TASK | Please find every line in the entries below that contains the string "regulation", and copy it.

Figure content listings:
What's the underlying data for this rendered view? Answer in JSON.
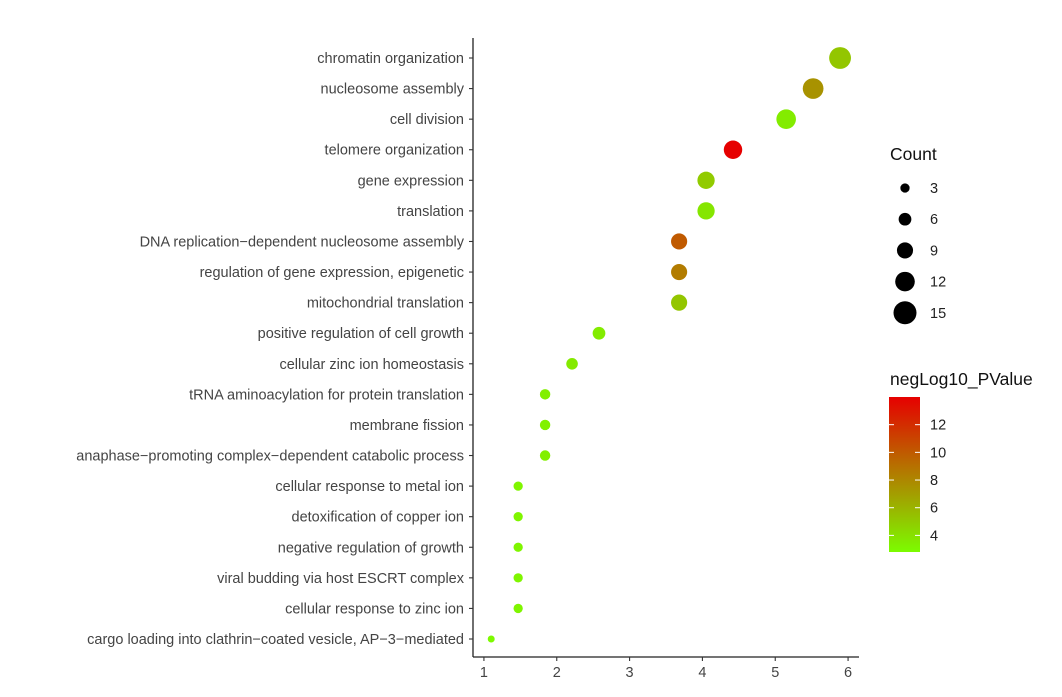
{
  "chart_data": {
    "type": "scatter",
    "x_ticks": [
      1,
      2,
      3,
      4,
      5,
      6
    ],
    "xlim": [
      0.85,
      6.15
    ],
    "terms": [
      {
        "label": "chromatin organization",
        "x": 5.89,
        "count": 14,
        "neglog10p": 5.2
      },
      {
        "label": "nucleosome assembly",
        "x": 5.52,
        "count": 13,
        "neglog10p": 7.5
      },
      {
        "label": "cell division",
        "x": 5.15,
        "count": 12,
        "neglog10p": 3.5
      },
      {
        "label": "telomere organization",
        "x": 4.42,
        "count": 11,
        "neglog10p": 14.0
      },
      {
        "label": "gene expression",
        "x": 4.05,
        "count": 10,
        "neglog10p": 5.0
      },
      {
        "label": "translation",
        "x": 4.05,
        "count": 10,
        "neglog10p": 3.8
      },
      {
        "label": "DNA replication−dependent nucleosome assembly",
        "x": 3.68,
        "count": 9,
        "neglog10p": 10.0
      },
      {
        "label": "regulation of gene expression, epigenetic",
        "x": 3.68,
        "count": 9,
        "neglog10p": 8.5
      },
      {
        "label": "mitochondrial translation",
        "x": 3.68,
        "count": 9,
        "neglog10p": 5.2
      },
      {
        "label": "positive regulation of cell growth",
        "x": 2.58,
        "count": 6,
        "neglog10p": 3.5
      },
      {
        "label": "cellular zinc ion homeostasis",
        "x": 2.21,
        "count": 5,
        "neglog10p": 3.6
      },
      {
        "label": "tRNA aminoacylation for protein translation",
        "x": 1.84,
        "count": 4,
        "neglog10p": 3.4
      },
      {
        "label": "membrane fission",
        "x": 1.84,
        "count": 4,
        "neglog10p": 3.3
      },
      {
        "label": "anaphase−promoting complex−dependent catabolic process",
        "x": 1.84,
        "count": 4,
        "neglog10p": 3.4
      },
      {
        "label": "cellular response to metal ion",
        "x": 1.47,
        "count": 3,
        "neglog10p": 3.1
      },
      {
        "label": "detoxification of copper ion",
        "x": 1.47,
        "count": 3,
        "neglog10p": 3.1
      },
      {
        "label": "negative regulation of growth",
        "x": 1.47,
        "count": 3,
        "neglog10p": 3.1
      },
      {
        "label": "viral budding via host ESCRT complex",
        "x": 1.47,
        "count": 3,
        "neglog10p": 3.1
      },
      {
        "label": "cellular response to zinc ion",
        "x": 1.47,
        "count": 3,
        "neglog10p": 3.1
      },
      {
        "label": "cargo loading into clathrin−coated vesicle, AP−3−mediated",
        "x": 1.1,
        "count": 1,
        "neglog10p": 2.9
      }
    ],
    "size_legend": {
      "title": "Count",
      "breaks": [
        3,
        6,
        9,
        12,
        15
      ],
      "range": [
        1,
        15
      ]
    },
    "color_legend": {
      "title": "negLog10_PValue",
      "breaks": [
        4,
        6,
        8,
        10,
        12
      ],
      "range": [
        2.8,
        14.0
      ],
      "low_color": "#7CFC00",
      "high_color": "#E60000"
    },
    "grid": false,
    "legend_position": "right"
  }
}
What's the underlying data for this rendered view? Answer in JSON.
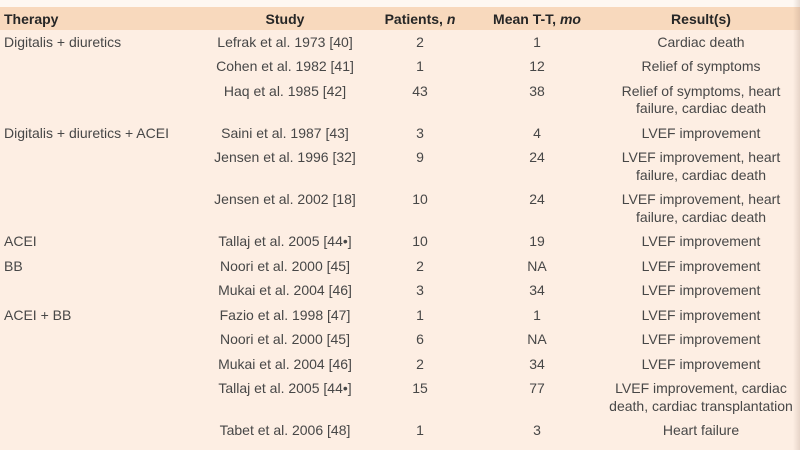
{
  "colors": {
    "page_bg": "#fdeee3",
    "top_strip": "#fef8f2",
    "header_band": "#f8d9bd",
    "header_text": "#262626",
    "text": "#474747"
  },
  "table": {
    "columns": [
      {
        "key": "therapy",
        "label": "Therapy",
        "italic_suffix": ""
      },
      {
        "key": "study",
        "label": "Study",
        "italic_suffix": ""
      },
      {
        "key": "patients",
        "label": "Patients, ",
        "italic_suffix": "n"
      },
      {
        "key": "mean_tt",
        "label": "Mean T-T, ",
        "italic_suffix": "mo"
      },
      {
        "key": "results",
        "label": "Result(s)",
        "italic_suffix": ""
      }
    ],
    "rows": [
      {
        "therapy": "Digitalis + diuretics",
        "study": "Lefrak et al. 1973 [40]",
        "patients": "2",
        "mean_tt": "1",
        "results": "Cardiac death"
      },
      {
        "therapy": "",
        "study": "Cohen et al. 1982 [41]",
        "patients": "1",
        "mean_tt": "12",
        "results": "Relief of symptoms"
      },
      {
        "therapy": "",
        "study": "Haq et al. 1985 [42]",
        "patients": "43",
        "mean_tt": "38",
        "results": "Relief of symptoms, heart failure, cardiac death"
      },
      {
        "therapy": "Digitalis + diuretics + ACEI",
        "study": "Saini et al. 1987 [43]",
        "patients": "3",
        "mean_tt": "4",
        "results": "LVEF improvement"
      },
      {
        "therapy": "",
        "study": "Jensen et al. 1996 [32]",
        "patients": "9",
        "mean_tt": "24",
        "results": "LVEF improvement, heart failure, cardiac death"
      },
      {
        "therapy": "",
        "study": "Jensen et al. 2002 [18]",
        "patients": "10",
        "mean_tt": "24",
        "results": "LVEF improvement, heart failure, cardiac death"
      },
      {
        "therapy": "ACEI",
        "study": "Tallaj et al. 2005 [44•]",
        "patients": "10",
        "mean_tt": "19",
        "results": "LVEF improvement"
      },
      {
        "therapy": "BB",
        "study": "Noori et al. 2000 [45]",
        "patients": "2",
        "mean_tt": "NA",
        "results": "LVEF improvement"
      },
      {
        "therapy": "",
        "study": "Mukai et al. 2004 [46]",
        "patients": "3",
        "mean_tt": "34",
        "results": "LVEF improvement"
      },
      {
        "therapy": "ACEI + BB",
        "study": "Fazio et al. 1998 [47]",
        "patients": "1",
        "mean_tt": "1",
        "results": "LVEF improvement"
      },
      {
        "therapy": "",
        "study": "Noori et al. 2000 [45]",
        "patients": "6",
        "mean_tt": "NA",
        "results": "LVEF improvement"
      },
      {
        "therapy": "",
        "study": "Mukai et al. 2004 [46]",
        "patients": "2",
        "mean_tt": "34",
        "results": "LVEF improvement"
      },
      {
        "therapy": "",
        "study": "Tallaj et al. 2005 [44•]",
        "patients": "15",
        "mean_tt": "77",
        "results": "LVEF improvement, cardiac death, cardiac transplantation"
      },
      {
        "therapy": "",
        "study": "Tabet et al. 2006 [48]",
        "patients": "1",
        "mean_tt": "3",
        "results": "Heart failure"
      }
    ]
  }
}
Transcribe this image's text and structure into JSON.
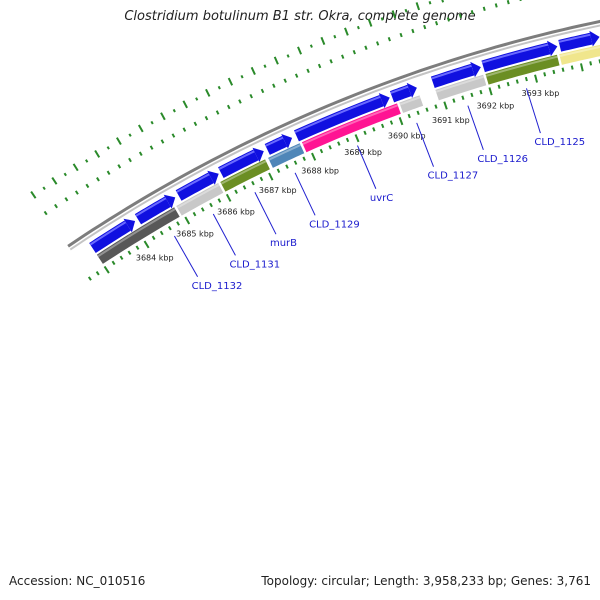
{
  "title": "Clostridium botulinum B1 str. Okra, complete genome",
  "footer": {
    "accession": "Accession: NC_010516",
    "stats": "Topology: circular; Length: 3,958,233 bp; Genes: 3,761"
  },
  "colors": {
    "forward_gene": "#1010e0",
    "backbone": "#8c8c8c",
    "tick": "#2a8a2a",
    "label_text": "#1a1acd"
  },
  "position_labels": [
    "3684 kbp",
    "3685 kbp",
    "3686 kbp",
    "3687 kbp",
    "3688 kbp",
    "3689 kbp",
    "3690 kbp",
    "3691 kbp",
    "3692 kbp",
    "3693 kbp"
  ],
  "forward_genes": [
    {
      "start": 3683.0,
      "end": 3684.05
    },
    {
      "start": 3684.12,
      "end": 3685.02
    },
    {
      "start": 3685.1,
      "end": 3686.05
    },
    {
      "start": 3686.1,
      "end": 3687.1
    },
    {
      "start": 3687.18,
      "end": 3687.75
    },
    {
      "start": 3687.85,
      "end": 3689.95
    },
    {
      "start": 3690.0,
      "end": 3690.55
    },
    {
      "start": 3690.9,
      "end": 3691.95
    },
    {
      "start": 3692.0,
      "end": 3693.6
    },
    {
      "start": 3693.65,
      "end": 3694.5
    }
  ],
  "reverse_genes": [
    {
      "start": 3683.0,
      "end": 3684.9,
      "color": "#585858"
    },
    {
      "start": 3684.95,
      "end": 3685.95,
      "color": "#c8c8c8"
    },
    {
      "start": 3686.0,
      "end": 3687.05,
      "color": "#6b8e23"
    },
    {
      "start": 3687.12,
      "end": 3687.85,
      "color": "#4f86b8"
    },
    {
      "start": 3687.9,
      "end": 3690.05,
      "color": "#ff1493"
    },
    {
      "start": 3690.1,
      "end": 3690.55,
      "color": "#c8c8c8"
    },
    {
      "start": 3690.9,
      "end": 3691.95,
      "color": "#c8c8c8"
    },
    {
      "start": 3692.0,
      "end": 3693.55,
      "color": "#6b8e23"
    },
    {
      "start": 3693.6,
      "end": 3694.5,
      "color": "#f0e68c"
    }
  ],
  "gene_labels": [
    {
      "text": "CLD_1132",
      "pos": 3684.6
    },
    {
      "text": "CLD_1131",
      "pos": 3685.55
    },
    {
      "text": "murB",
      "pos": 3686.55
    },
    {
      "text": "CLD_1129",
      "pos": 3687.5
    },
    {
      "text": "uvrC",
      "pos": 3688.95
    },
    {
      "text": "CLD_1127",
      "pos": 3690.3
    },
    {
      "text": "CLD_1126",
      "pos": 3691.45
    },
    {
      "text": "CLD_1125",
      "pos": 3692.75
    }
  ]
}
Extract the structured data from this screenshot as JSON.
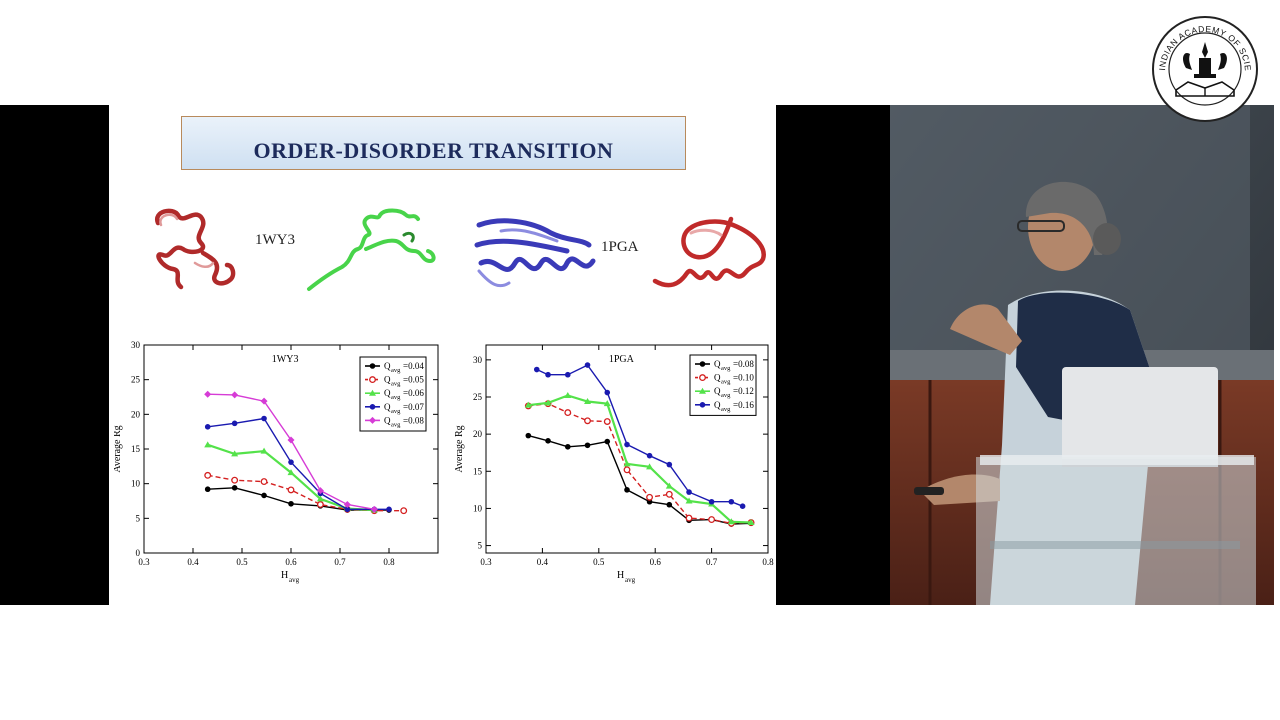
{
  "slide": {
    "title": "ORDER-DISORDER TRANSITION",
    "protein_labels": [
      "1WY3",
      "1PGA"
    ]
  },
  "chart_data": [
    {
      "type": "line",
      "title": "1WY3",
      "xlabel": "H",
      "xlabel_sub": "avg",
      "ylabel": "Average Rg",
      "xlim": [
        0.3,
        0.9
      ],
      "ylim": [
        0,
        30
      ],
      "xticks": [
        "0.3",
        "0.4",
        "0.5",
        "0.6",
        "0.7",
        "0.8"
      ],
      "yticks": [
        "0",
        "5",
        "10",
        "15",
        "20",
        "25",
        "30"
      ],
      "legend_position": "top-right",
      "series": [
        {
          "name": "Q",
          "sub": "avg",
          "suffix": "=0.04",
          "color": "#000000",
          "marker": "circle",
          "dash": false,
          "x": [
            0.43,
            0.485,
            0.545,
            0.6,
            0.66,
            0.715,
            0.77,
            0.8
          ],
          "y": [
            9.2,
            9.4,
            8.3,
            7.1,
            6.8,
            6.2,
            6.2,
            6.2
          ]
        },
        {
          "name": "Q",
          "sub": "avg",
          "suffix": "=0.05",
          "color": "#d42020",
          "marker": "circle-open",
          "dash": true,
          "x": [
            0.43,
            0.485,
            0.545,
            0.6,
            0.66,
            0.715,
            0.77,
            0.83
          ],
          "y": [
            11.2,
            10.5,
            10.3,
            9.1,
            7.0,
            6.3,
            6.1,
            6.1
          ]
        },
        {
          "name": "Q",
          "sub": "avg",
          "suffix": "=0.06",
          "color": "#54e24a",
          "marker": "triangle",
          "dash": false,
          "x": [
            0.43,
            0.485,
            0.545,
            0.6,
            0.66,
            0.715,
            0.77
          ],
          "y": [
            15.6,
            14.3,
            14.7,
            11.6,
            7.8,
            6.4,
            6.2
          ]
        },
        {
          "name": "Q",
          "sub": "avg",
          "suffix": "=0.07",
          "color": "#1a1ab0",
          "marker": "circle",
          "dash": false,
          "x": [
            0.43,
            0.485,
            0.545,
            0.6,
            0.66,
            0.715,
            0.77,
            0.8
          ],
          "y": [
            18.2,
            18.7,
            19.4,
            13.1,
            8.6,
            6.3,
            6.3,
            6.3
          ]
        },
        {
          "name": "Q",
          "sub": "avg",
          "suffix": "=0.08",
          "color": "#d63cd6",
          "marker": "diamond",
          "dash": false,
          "x": [
            0.43,
            0.485,
            0.545,
            0.6,
            0.66,
            0.715,
            0.77
          ],
          "y": [
            22.9,
            22.8,
            21.9,
            16.3,
            9.0,
            7.0,
            6.3
          ]
        }
      ]
    },
    {
      "type": "line",
      "title": "1PGA",
      "xlabel": "H",
      "xlabel_sub": "avg",
      "ylabel": "Average Rg",
      "xlim": [
        0.3,
        0.8
      ],
      "ylim": [
        4,
        32
      ],
      "xticks": [
        "0.3",
        "0.4",
        "0.5",
        "0.6",
        "0.7",
        "0.8"
      ],
      "yticks": [
        "5",
        "10",
        "15",
        "20",
        "25",
        "30"
      ],
      "legend_position": "top-right",
      "series": [
        {
          "name": "Q",
          "sub": "avg",
          "suffix": "=0.08",
          "color": "#000000",
          "marker": "circle",
          "dash": false,
          "x": [
            0.375,
            0.41,
            0.445,
            0.48,
            0.515,
            0.55,
            0.59,
            0.625,
            0.66,
            0.7,
            0.735,
            0.77
          ],
          "y": [
            19.8,
            19.1,
            18.3,
            18.5,
            19.0,
            12.5,
            10.9,
            10.5,
            8.4,
            8.5,
            7.9,
            8.0
          ]
        },
        {
          "name": "Q",
          "sub": "avg",
          "suffix": "=0.10",
          "color": "#d42020",
          "marker": "circle-open",
          "dash": true,
          "x": [
            0.375,
            0.41,
            0.445,
            0.48,
            0.515,
            0.55,
            0.59,
            0.625,
            0.66,
            0.7,
            0.735,
            0.77
          ],
          "y": [
            23.8,
            24.1,
            22.9,
            21.8,
            21.7,
            15.2,
            11.5,
            11.9,
            8.7,
            8.5,
            8.0,
            8.1
          ]
        },
        {
          "name": "Q",
          "sub": "avg",
          "suffix": "=0.12",
          "color": "#54e24a",
          "marker": "triangle",
          "dash": false,
          "x": [
            0.375,
            0.41,
            0.445,
            0.48,
            0.515,
            0.55,
            0.59,
            0.625,
            0.66,
            0.7,
            0.735,
            0.77
          ],
          "y": [
            23.9,
            24.2,
            25.2,
            24.4,
            24.1,
            16.0,
            15.6,
            13.0,
            11.0,
            10.6,
            8.2,
            8.1
          ]
        },
        {
          "name": "Q",
          "sub": "avg",
          "suffix": "=0.16",
          "color": "#1a1ab0",
          "marker": "circle",
          "dash": false,
          "x": [
            0.39,
            0.41,
            0.445,
            0.48,
            0.515,
            0.55,
            0.59,
            0.625,
            0.66,
            0.7,
            0.735,
            0.755
          ],
          "y": [
            28.7,
            28.0,
            28.0,
            29.3,
            25.6,
            18.6,
            17.1,
            15.9,
            12.2,
            10.9,
            10.9,
            10.3
          ]
        }
      ]
    }
  ],
  "colors": {
    "title_text": "#1d2b5c",
    "title_border": "#b88a5c",
    "frame_black": "#000000"
  },
  "logo": {
    "text": "INDIAN ACADEMY OF SCIENCES"
  },
  "video": {
    "icon": "speaker-video"
  }
}
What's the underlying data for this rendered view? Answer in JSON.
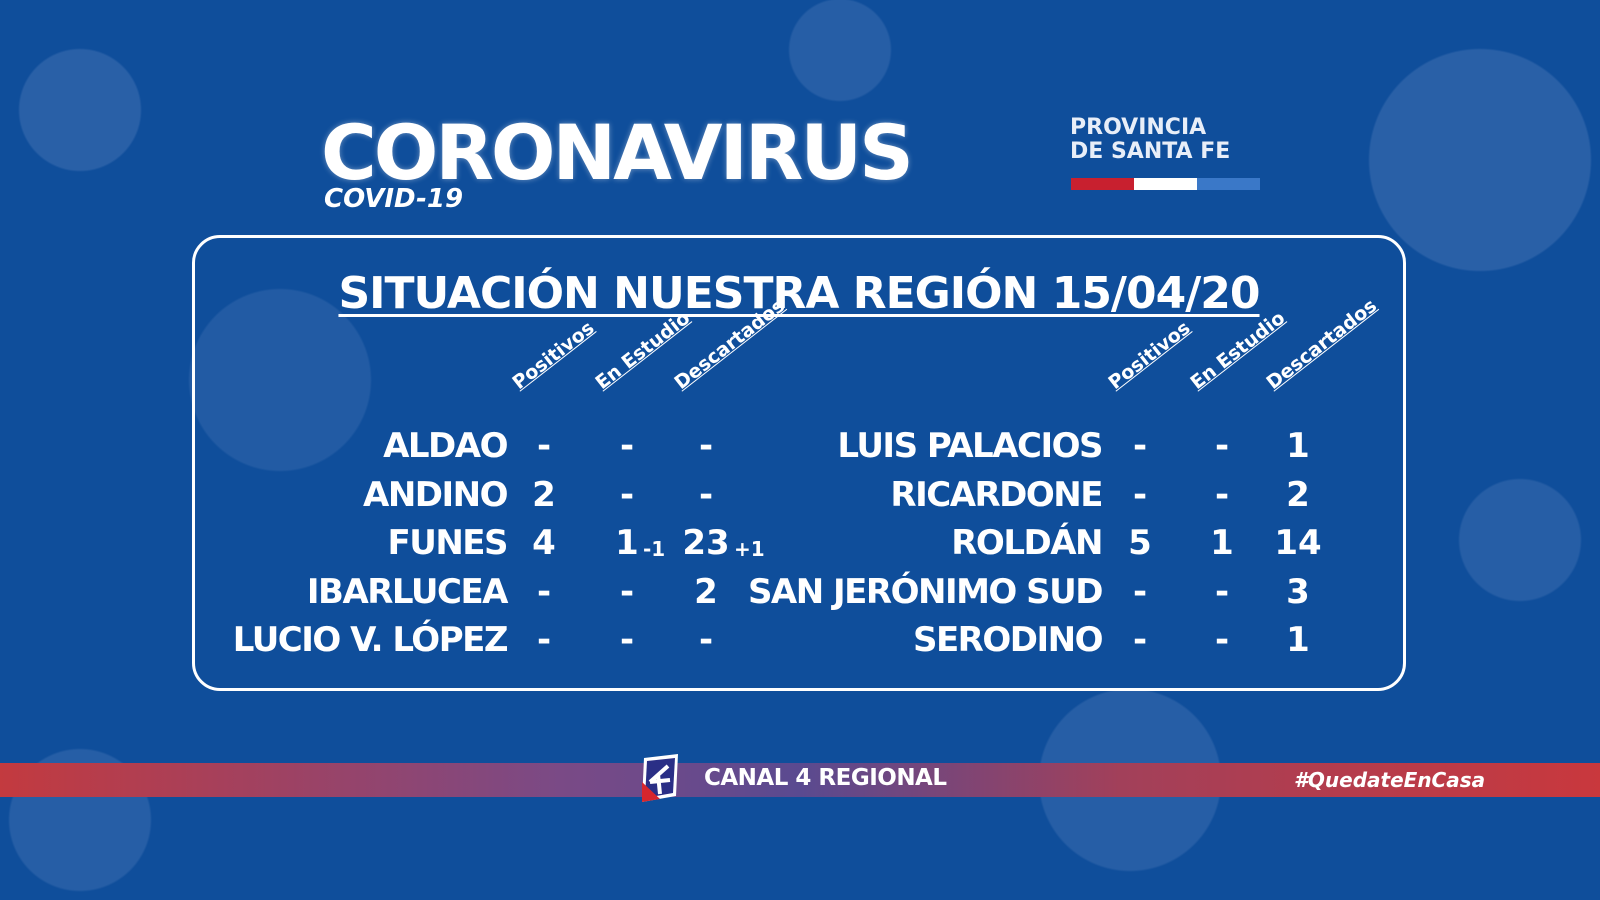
{
  "header": {
    "logo": "CORONAVIRUS",
    "subtitle": "COVID-19",
    "province_line1": "PROVINCIA",
    "province_line2": "DE SANTA FE",
    "flag_colors": [
      "#c8202f",
      "#ffffff",
      "#3a78c8"
    ]
  },
  "title": "SITUACIÓN NUESTRA REGIÓN 15/04/20",
  "columns": [
    "Positivos",
    "En Estudio",
    "Descartados"
  ],
  "left_rows": [
    {
      "name": "ALDAO",
      "positivos": "-",
      "en_estudio": "-",
      "descartados": "-"
    },
    {
      "name": "ANDINO",
      "positivos": "2",
      "en_estudio": "-",
      "descartados": "-"
    },
    {
      "name": "FUNES",
      "positivos": "4",
      "en_estudio": "1",
      "en_estudio_delta": "-1",
      "descartados": "23",
      "descartados_delta": "+1"
    },
    {
      "name": "IBARLUCEA",
      "positivos": "-",
      "en_estudio": "-",
      "descartados": "2"
    },
    {
      "name": "LUCIO V. LÓPEZ",
      "positivos": "-",
      "en_estudio": "-",
      "descartados": "-"
    }
  ],
  "right_rows": [
    {
      "name": "LUIS PALACIOS",
      "positivos": "-",
      "en_estudio": "-",
      "descartados": "1"
    },
    {
      "name": "RICARDONE",
      "positivos": "-",
      "en_estudio": "-",
      "descartados": "2"
    },
    {
      "name": "ROLDÁN",
      "positivos": "5",
      "en_estudio": "1",
      "descartados": "14"
    },
    {
      "name": "SAN JERÓNIMO SUD",
      "positivos": "-",
      "en_estudio": "-",
      "descartados": "3"
    },
    {
      "name": "SERODINO",
      "positivos": "-",
      "en_estudio": "-",
      "descartados": "1"
    }
  ],
  "footer": {
    "channel": "CANAL 4 REGIONAL",
    "hashtag": "#QuedateEnCasa"
  },
  "colors": {
    "background": "#0f4e9b",
    "band_red": "#c9383d"
  }
}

ANSWER |
        "label": "regulation of gene expression, epigenetic",
        "label": "positive regulation of cell growth",
        "label": "negative regulation of growth",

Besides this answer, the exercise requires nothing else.